→ **TASK INSTRUCTIONS**
Reproduce the listing below without changes, except that pictures are left out.

==========

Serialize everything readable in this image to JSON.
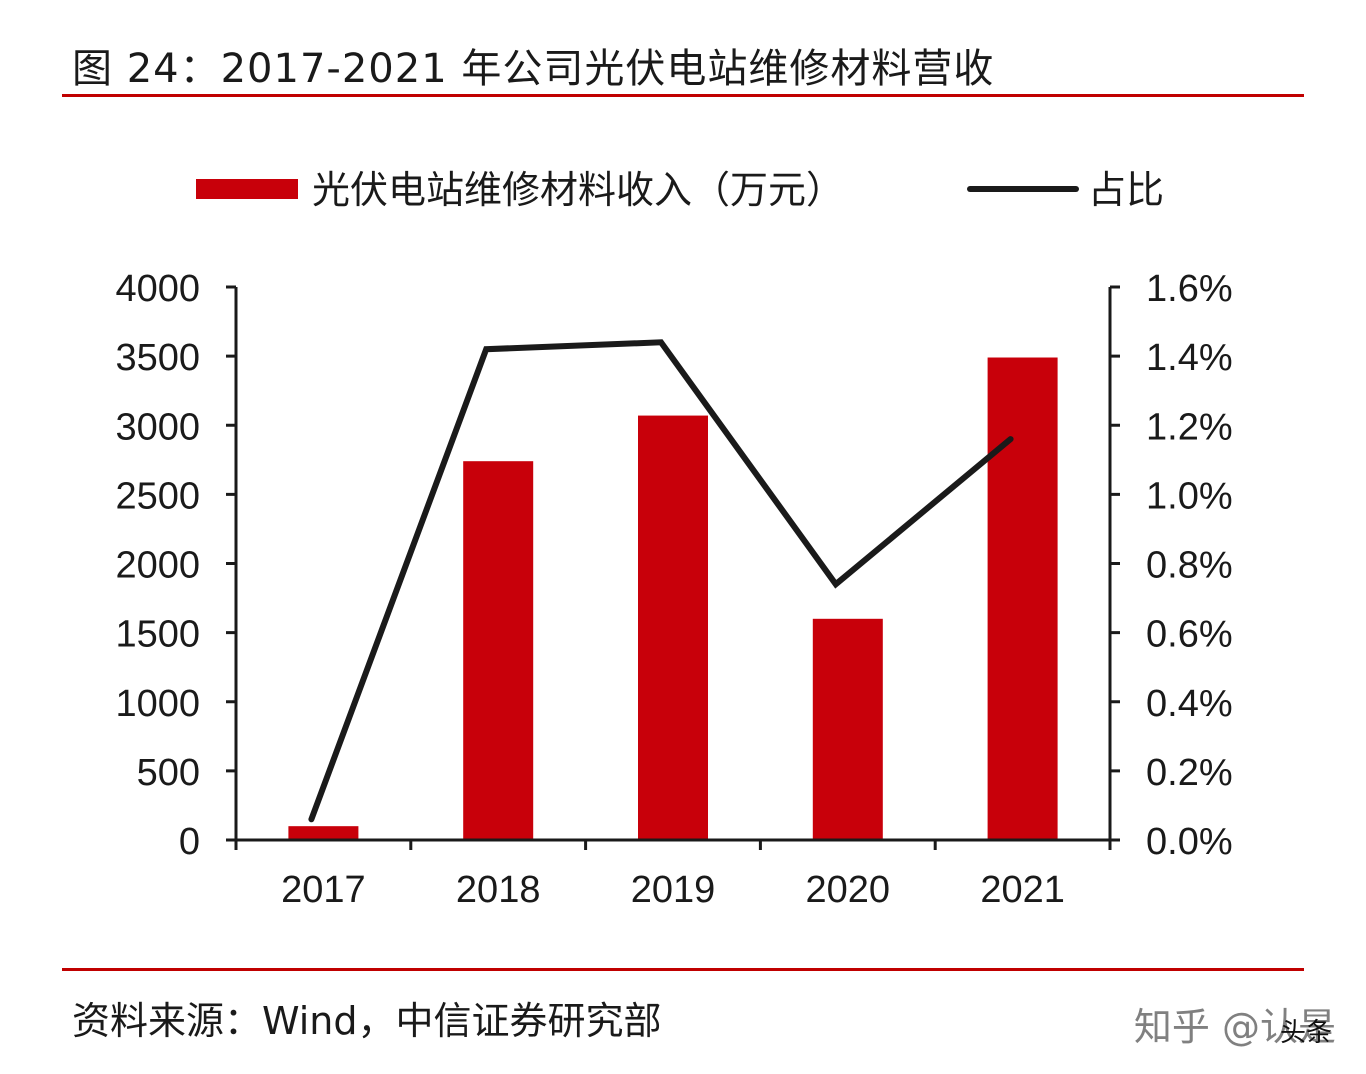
{
  "figure": {
    "title": "图 24：2017-2021 年公司光伏电站维修材料营收",
    "source": "资料来源：Wind，中信证券研究部",
    "watermark": "知乎 @认是",
    "watermark_sub": "头条"
  },
  "colors": {
    "bar": "#c8000a",
    "line": "#1a1a1a",
    "rule": "#c00000"
  },
  "chart_data": {
    "type": "bar",
    "categories": [
      "2017",
      "2018",
      "2019",
      "2020",
      "2021"
    ],
    "series": [
      {
        "name": "光伏电站维修材料收入（万元）",
        "type": "bar",
        "axis": "left",
        "values": [
          100,
          2740,
          3070,
          1600,
          3490
        ]
      },
      {
        "name": "占比",
        "type": "line",
        "axis": "right",
        "values": [
          0.06,
          1.42,
          1.44,
          0.74,
          1.16
        ]
      }
    ],
    "y_left": {
      "min": 0,
      "max": 4000,
      "ticks": [
        "0",
        "500",
        "1000",
        "1500",
        "2000",
        "2500",
        "3000",
        "3500",
        "4000"
      ]
    },
    "y_right": {
      "min": 0,
      "max": 1.6,
      "ticks": [
        "0.0%",
        "0.2%",
        "0.4%",
        "0.6%",
        "0.8%",
        "1.0%",
        "1.2%",
        "1.4%",
        "1.6%"
      ]
    },
    "legend_position": "top",
    "grid": false
  }
}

==========

→ **REPLY**
Serialize everything readable in this image to JSON.
{
  "figure": {
    "title": "图 24：2017-2021 年公司光伏电站维修材料营收",
    "source": "资料来源：Wind，中信证券研究部",
    "watermark": "知乎 @认是",
    "watermark_sub": "头条"
  },
  "colors": {
    "bar": "#c8000a",
    "line": "#1a1a1a",
    "rule": "#c00000"
  },
  "chart_data": {
    "type": "bar",
    "categories": [
      "2017",
      "2018",
      "2019",
      "2020",
      "2021"
    ],
    "series": [
      {
        "name": "光伏电站维修材料收入（万元）",
        "type": "bar",
        "axis": "left",
        "values": [
          100,
          2740,
          3070,
          1600,
          3490
        ]
      },
      {
        "name": "占比",
        "type": "line",
        "axis": "right",
        "values": [
          0.06,
          1.42,
          1.44,
          0.74,
          1.16
        ]
      }
    ],
    "y_left": {
      "min": 0,
      "max": 4000,
      "ticks": [
        "0",
        "500",
        "1000",
        "1500",
        "2000",
        "2500",
        "3000",
        "3500",
        "4000"
      ]
    },
    "y_right": {
      "min": 0,
      "max": 1.6,
      "ticks": [
        "0.0%",
        "0.2%",
        "0.4%",
        "0.6%",
        "0.8%",
        "1.0%",
        "1.2%",
        "1.4%",
        "1.6%"
      ]
    },
    "legend_position": "top",
    "grid": false
  }
}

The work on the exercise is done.